[Items from a dataset]

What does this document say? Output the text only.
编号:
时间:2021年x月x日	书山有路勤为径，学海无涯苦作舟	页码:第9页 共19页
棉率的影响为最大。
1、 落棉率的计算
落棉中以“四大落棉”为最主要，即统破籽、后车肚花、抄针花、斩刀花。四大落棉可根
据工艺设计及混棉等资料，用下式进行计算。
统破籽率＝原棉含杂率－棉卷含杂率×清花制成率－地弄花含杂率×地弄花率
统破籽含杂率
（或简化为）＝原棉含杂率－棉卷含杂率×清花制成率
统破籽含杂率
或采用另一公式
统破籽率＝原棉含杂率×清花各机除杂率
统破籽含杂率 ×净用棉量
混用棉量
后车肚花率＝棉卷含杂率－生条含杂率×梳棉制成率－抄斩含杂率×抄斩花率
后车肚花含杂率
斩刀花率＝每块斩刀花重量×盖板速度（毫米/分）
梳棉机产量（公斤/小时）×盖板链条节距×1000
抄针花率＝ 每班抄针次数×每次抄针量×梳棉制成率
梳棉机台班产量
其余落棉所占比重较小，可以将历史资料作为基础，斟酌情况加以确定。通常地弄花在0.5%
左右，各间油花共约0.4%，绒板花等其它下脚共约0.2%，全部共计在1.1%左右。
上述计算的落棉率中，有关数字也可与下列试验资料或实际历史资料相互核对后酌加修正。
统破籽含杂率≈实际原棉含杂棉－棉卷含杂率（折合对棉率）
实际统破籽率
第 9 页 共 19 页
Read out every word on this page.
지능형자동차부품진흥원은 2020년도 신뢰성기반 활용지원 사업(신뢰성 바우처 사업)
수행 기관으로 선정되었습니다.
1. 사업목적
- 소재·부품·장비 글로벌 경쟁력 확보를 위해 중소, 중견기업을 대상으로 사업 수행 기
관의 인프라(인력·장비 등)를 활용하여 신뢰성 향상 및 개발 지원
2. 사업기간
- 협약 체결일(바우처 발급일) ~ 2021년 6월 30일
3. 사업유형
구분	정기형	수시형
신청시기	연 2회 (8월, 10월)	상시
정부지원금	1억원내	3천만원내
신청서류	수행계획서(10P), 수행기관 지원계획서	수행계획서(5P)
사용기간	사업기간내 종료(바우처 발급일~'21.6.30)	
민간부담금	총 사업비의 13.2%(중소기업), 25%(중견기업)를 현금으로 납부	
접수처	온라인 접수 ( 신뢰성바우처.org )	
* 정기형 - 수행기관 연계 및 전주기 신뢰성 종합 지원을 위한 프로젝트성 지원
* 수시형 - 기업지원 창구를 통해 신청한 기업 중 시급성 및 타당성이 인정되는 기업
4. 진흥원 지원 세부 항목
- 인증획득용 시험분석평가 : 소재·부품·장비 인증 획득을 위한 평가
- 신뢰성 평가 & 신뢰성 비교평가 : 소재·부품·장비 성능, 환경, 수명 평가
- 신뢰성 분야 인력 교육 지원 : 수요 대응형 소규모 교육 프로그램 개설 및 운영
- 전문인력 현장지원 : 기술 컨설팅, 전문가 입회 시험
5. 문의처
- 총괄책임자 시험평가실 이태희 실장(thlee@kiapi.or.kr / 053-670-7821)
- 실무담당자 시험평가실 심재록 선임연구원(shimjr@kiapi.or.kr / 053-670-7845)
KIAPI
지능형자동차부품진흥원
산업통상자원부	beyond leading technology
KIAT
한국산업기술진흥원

CHALLENGE:
Take the entries and copy them out exactly.

WRITTEN REPLY:
What does this document say? Output the text only.
编号:
时间:2021年x月x日	书山有路勤为径，学海无涯苦作舟	页码:第9页 共19页
棉率的影响为最大。
1、 落棉率的计算
落棉中以“四大落棉”为最主要，即统破籽、后车肚花、抄针花、斩刀花。四大落棉可根
据工艺设计及混棉等资料，用下式进行计算。
统破籽率＝原棉含杂率－棉卷含杂率×清花制成率－地弄花含杂率×地弄花率
统破籽含杂率
（或简化为）＝原棉含杂率－棉卷含杂率×清花制成率
统破籽含杂率
或采用另一公式
统破籽率＝原棉含杂率×清花各机除杂率
统破籽含杂率 ×净用棉量
混用棉量
后车肚花率＝棉卷含杂率－生条含杂率×梳棉制成率－抄斩含杂率×抄斩花率
后车肚花含杂率
斩刀花率＝每块斩刀花重量×盖板速度（毫米/分）
梳棉机产量（公斤/小时）×盖板链条节距×1000
抄针花率＝ 每班抄针次数×每次抄针量×梳棉制成率
梳棉机台班产量
其余落棉所占比重较小，可以将历史资料作为基础，斟酌情况加以确定。通常地弄花在0.5%
左右，各间油花共约0.4%，绒板花等其它下脚共约0.2%，全部共计在1.1%左右。
上述计算的落棉率中，有关数字也可与下列试验资料或实际历史资料相互核对后酌加修正。
统破籽含杂率≈实际原棉含杂棉－棉卷含杂率（折合对棉率）
实际统破籽率
第 9 页 共 19 页
Read out every word on this page.
지능형자동차부품진흥원은 2020년도 신뢰성기반 활용지원 사업(신뢰성 바우처 사업)
수행 기관으로 선정되었습니다.
1. 사업목적
- 소재·부품·장비 글로벌 경쟁력 확보를 위해 중소, 중견기업을 대상으로 사업 수행 기
관의 인프라(인력·장비 등)를 활용하여 신뢰성 향상 및 개발 지원
2. 사업기간
- 협약 체결일(바우처 발급일) ~ 2021년 6월 30일
3. 사업유형
구분	정기형	수시형
신청시기	연 2회 (8월, 10월)	상시
정부지원금	1억원내	3천만원내
신청서류	수행계획서(10P), 수행기관 지원계획서	수행계획서(5P)
사용기간	사업기간내 종료(바우처 발급일~'21.6.30)	
민간부담금	총 사업비의 13.2%(중소기업), 25%(중견기업)를 현금으로 납부	
접수처	온라인 접수 ( 신뢰성바우처.org )	
* 정기형 - 수행기관 연계 및 전주기 신뢰성 종합 지원을 위한 프로젝트성 지원
* 수시형 - 기업지원 창구를 통해 신청한 기업 중 시급성 및 타당성이 인정되는 기업
4. 진흥원 지원 세부 항목
- 인증획득용 시험분석평가 : 소재·부품·장비 인증 획득을 위한 평가
- 신뢰성 평가 & 신뢰성 비교평가 : 소재·부품·장비 성능, 환경, 수명 평가
- 신뢰성 분야 인력 교육 지원 : 수요 대응형 소규모 교육 프로그램 개설 및 운영
- 전문인력 현장지원 : 기술 컨설팅, 전문가 입회 시험
5. 문의처
- 총괄책임자 시험평가실 이태희 실장(thlee@kiapi.or.kr / 053-670-7821)
- 실무담당자 시험평가실 심재록 선임연구원(shimjr@kiapi.or.kr / 053-670-7845)
KIAPI
지능형자동차부품진흥원
산업통상자원부	beyond leading technology
KIAT
한국산업기술진흥원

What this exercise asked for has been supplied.